** Start of DATASET EXCERPTS **
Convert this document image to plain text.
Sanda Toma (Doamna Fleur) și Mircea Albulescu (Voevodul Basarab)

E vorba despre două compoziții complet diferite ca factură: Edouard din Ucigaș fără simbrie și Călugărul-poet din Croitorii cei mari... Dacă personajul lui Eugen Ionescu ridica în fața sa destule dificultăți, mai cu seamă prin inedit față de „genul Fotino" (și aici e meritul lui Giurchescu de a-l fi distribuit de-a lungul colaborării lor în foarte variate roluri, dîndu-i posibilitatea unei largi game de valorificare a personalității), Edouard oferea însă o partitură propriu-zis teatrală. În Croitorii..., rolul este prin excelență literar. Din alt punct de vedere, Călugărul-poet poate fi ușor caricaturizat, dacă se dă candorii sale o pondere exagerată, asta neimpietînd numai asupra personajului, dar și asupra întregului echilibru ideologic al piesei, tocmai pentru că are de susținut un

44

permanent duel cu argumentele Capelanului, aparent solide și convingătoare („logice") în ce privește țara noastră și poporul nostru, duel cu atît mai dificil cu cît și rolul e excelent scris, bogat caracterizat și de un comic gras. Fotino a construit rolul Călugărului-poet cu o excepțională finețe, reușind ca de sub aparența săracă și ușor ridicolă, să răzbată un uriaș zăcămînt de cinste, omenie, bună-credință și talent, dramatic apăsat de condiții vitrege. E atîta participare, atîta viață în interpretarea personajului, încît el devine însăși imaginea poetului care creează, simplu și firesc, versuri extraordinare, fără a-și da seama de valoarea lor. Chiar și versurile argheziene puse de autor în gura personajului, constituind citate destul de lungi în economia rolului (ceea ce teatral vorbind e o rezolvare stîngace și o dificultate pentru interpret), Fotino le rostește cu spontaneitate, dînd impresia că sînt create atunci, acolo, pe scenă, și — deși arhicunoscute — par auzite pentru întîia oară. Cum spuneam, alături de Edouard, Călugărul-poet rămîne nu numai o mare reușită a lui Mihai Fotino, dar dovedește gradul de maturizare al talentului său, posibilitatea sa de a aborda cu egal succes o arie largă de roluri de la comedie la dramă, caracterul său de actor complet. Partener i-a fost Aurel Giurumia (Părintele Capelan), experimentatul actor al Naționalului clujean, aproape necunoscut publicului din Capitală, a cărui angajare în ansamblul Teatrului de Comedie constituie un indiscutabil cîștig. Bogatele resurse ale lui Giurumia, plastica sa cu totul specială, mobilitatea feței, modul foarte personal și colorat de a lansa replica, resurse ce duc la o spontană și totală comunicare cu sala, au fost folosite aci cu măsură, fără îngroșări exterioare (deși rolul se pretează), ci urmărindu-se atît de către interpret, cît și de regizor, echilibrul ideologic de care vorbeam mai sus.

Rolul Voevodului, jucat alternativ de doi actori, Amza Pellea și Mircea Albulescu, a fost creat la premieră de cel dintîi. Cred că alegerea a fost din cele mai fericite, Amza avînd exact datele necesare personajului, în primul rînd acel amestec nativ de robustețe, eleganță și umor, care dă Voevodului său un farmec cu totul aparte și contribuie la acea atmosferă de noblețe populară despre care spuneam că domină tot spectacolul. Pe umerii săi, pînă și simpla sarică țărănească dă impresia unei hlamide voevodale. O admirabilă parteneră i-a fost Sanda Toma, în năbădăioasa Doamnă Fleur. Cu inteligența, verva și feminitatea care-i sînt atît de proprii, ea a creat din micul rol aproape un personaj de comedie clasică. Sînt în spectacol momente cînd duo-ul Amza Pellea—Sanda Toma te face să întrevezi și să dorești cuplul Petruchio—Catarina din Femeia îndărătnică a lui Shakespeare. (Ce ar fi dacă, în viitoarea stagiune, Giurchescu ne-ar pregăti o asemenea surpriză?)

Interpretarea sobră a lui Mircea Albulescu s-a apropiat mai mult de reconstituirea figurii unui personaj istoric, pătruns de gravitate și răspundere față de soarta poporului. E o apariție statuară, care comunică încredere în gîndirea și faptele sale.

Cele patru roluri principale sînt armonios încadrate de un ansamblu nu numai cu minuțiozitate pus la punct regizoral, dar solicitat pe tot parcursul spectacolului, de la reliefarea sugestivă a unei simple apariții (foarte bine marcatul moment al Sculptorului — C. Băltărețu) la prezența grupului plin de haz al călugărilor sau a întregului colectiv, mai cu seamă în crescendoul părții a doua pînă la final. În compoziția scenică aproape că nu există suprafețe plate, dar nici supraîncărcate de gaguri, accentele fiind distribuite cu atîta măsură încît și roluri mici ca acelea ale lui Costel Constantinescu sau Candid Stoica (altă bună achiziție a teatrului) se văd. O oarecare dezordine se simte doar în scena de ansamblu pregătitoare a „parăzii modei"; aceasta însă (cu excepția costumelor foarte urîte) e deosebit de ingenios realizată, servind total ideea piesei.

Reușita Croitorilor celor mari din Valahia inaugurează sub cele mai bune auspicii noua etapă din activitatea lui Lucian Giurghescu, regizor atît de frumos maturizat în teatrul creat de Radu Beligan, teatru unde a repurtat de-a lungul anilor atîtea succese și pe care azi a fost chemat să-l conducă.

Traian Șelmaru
** End of DATASET EXCERPTS **
From the first line to the last, please quote the material above exactly.

▶ COMPLETED EXERCISE
Convert this document image to plain text.
Sanda Toma (Doamna Fleur) și Mircea Albulescu (Voevodul Basarab)

E vorba despre două compoziții complet diferite ca factură: Edouard din Ucigaș fără simbrie și Călugărul-poet din Croitorii cei mari... Dacă personajul lui Eugen Ionescu ridica în fața sa destule dificultăți, mai cu seamă prin inedit față de „genul Fotino" (și aici e meritul lui Giurchescu de a-l fi distribuit de-a lungul colaborării lor în foarte variate roluri, dîndu-i posibilitatea unei largi game de valorificare a personalității), Edouard oferea însă o partitură propriu-zis teatrală. În Croitorii..., rolul este prin excelență literar. Din alt punct de vedere, Călugărul-poet poate fi ușor caricaturizat, dacă se dă candorii sale o pondere exagerată, asta neimpietînd numai asupra personajului, dar și asupra întregului echilibru ideologic al piesei, tocmai pentru că are de susținut un

44

permanent duel cu argumentele Capelanului, aparent solide și convingătoare („logice") în ce privește țara noastră și poporul nostru, duel cu atît mai dificil cu cît și rolul e excelent scris, bogat caracterizat și de un comic gras. Fotino a construit rolul Călugărului-poet cu o excepțională finețe, reușind ca de sub aparența săracă și ușor ridicolă, să răzbată un uriaș zăcămînt de cinste, omenie, bună-credință și talent, dramatic apăsat de condiții vitrege. E atîta participare, atîta viață în interpretarea personajului, încît el devine însăși imaginea poetului care creează, simplu și firesc, versuri extraordinare, fără a-și da seama de valoarea lor. Chiar și versurile argheziene puse de autor în gura personajului, constituind citate destul de lungi în economia rolului (ceea ce teatral vorbind e o rezolvare stîngace și o dificultate pentru interpret), Fotino le rostește cu spontaneitate, dînd impresia că sînt create atunci, acolo, pe scenă, și — deși arhicunoscute — par auzite pentru întîia oară. Cum spuneam, alături de Edouard, Călugărul-poet rămîne nu numai o mare reușită a lui Mihai Fotino, dar dovedește gradul de maturizare al talentului său, posibilitatea sa de a aborda cu egal succes o arie largă de roluri de la comedie la dramă, caracterul său de actor complet. Partener i-a fost Aurel Giurumia (Părintele Capelan), experimentatul actor al Naționalului clujean, aproape necunoscut publicului din Capitală, a cărui angajare în ansamblul Teatrului de Comedie constituie un indiscutabil cîștig. Bogatele resurse ale lui Giurumia, plastica sa cu totul specială, mobilitatea feței, modul foarte personal și colorat de a lansa replica, resurse ce duc la o spontană și totală comunicare cu sala, au fost folosite aci cu măsură, fără îngroșări exterioare (deși rolul se pretează), ci urmărindu-se atît de către interpret, cît și de regizor, echilibrul ideologic de care vorbeam mai sus.

Rolul Voevodului, jucat alternativ de doi actori, Amza Pellea și Mircea Albulescu, a fost creat la premieră de cel dintîi. Cred că alegerea a fost din cele mai fericite, Amza avînd exact datele necesare personajului, în primul rînd acel amestec nativ de robustețe, eleganță și umor, care dă Voevodului său un farmec cu totul aparte și contribuie la acea atmosferă de noblețe populară despre care spuneam că domină tot spectacolul. Pe umerii săi, pînă și simpla sarică țărănească dă impresia unei hlamide voevodale. O admirabilă parteneră i-a fost Sanda Toma, în năbădăioasa Doamnă Fleur. Cu inteligența, verva și feminitatea care-i sînt atît de proprii, ea a creat din micul rol aproape un personaj de comedie clasică. Sînt în spectacol momente cînd duo-ul Amza Pellea—Sanda Toma te face să întrevezi și să dorești cuplul Petruchio—Catarina din Femeia îndărătnică a lui Shakespeare. (Ce ar fi dacă, în viitoarea stagiune, Giurchescu ne-ar pregăti o asemenea surpriză?)

Interpretarea sobră a lui Mircea Albulescu s-a apropiat mai mult de reconstituirea figurii unui personaj istoric, pătruns de gravitate și răspundere față de soarta poporului. E o apariție statuară, care comunică încredere în gîndirea și faptele sale.

Cele patru roluri principale sînt armonios încadrate de un ansamblu nu numai cu minuțiozitate pus la punct regizoral, dar solicitat pe tot parcursul spectacolului, de la reliefarea sugestivă a unei simple apariții (foarte bine marcatul moment al Sculptorului — C. Băltărețu) la prezența grupului plin de haz al călugărilor sau a întregului colectiv, mai cu seamă în crescendoul părții a doua pînă la final. În compoziția scenică aproape că nu există suprafețe plate, dar nici supraîncărcate de gaguri, accentele fiind distribuite cu atîta măsură încît și roluri mici ca acelea ale lui Costel Constantinescu sau Candid Stoica (altă bună achiziție a teatrului) se văd. O oarecare dezordine se simte doar în scena de ansamblu pregătitoare a „parăzii modei"; aceasta însă (cu excepția costumelor foarte urîte) e deosebit de ingenios realizată, servind total ideea piesei.

Reușita Croitorilor celor mari din Valahia inaugurează sub cele mai bune auspicii noua etapă din activitatea lui Lucian Giurghescu, regizor atît de frumos maturizat în teatrul creat de Radu Beligan, teatru unde a repurtat de-a lungul anilor atîtea succese și pe care azi a fost chemat să-l conducă.

Traian Șelmaru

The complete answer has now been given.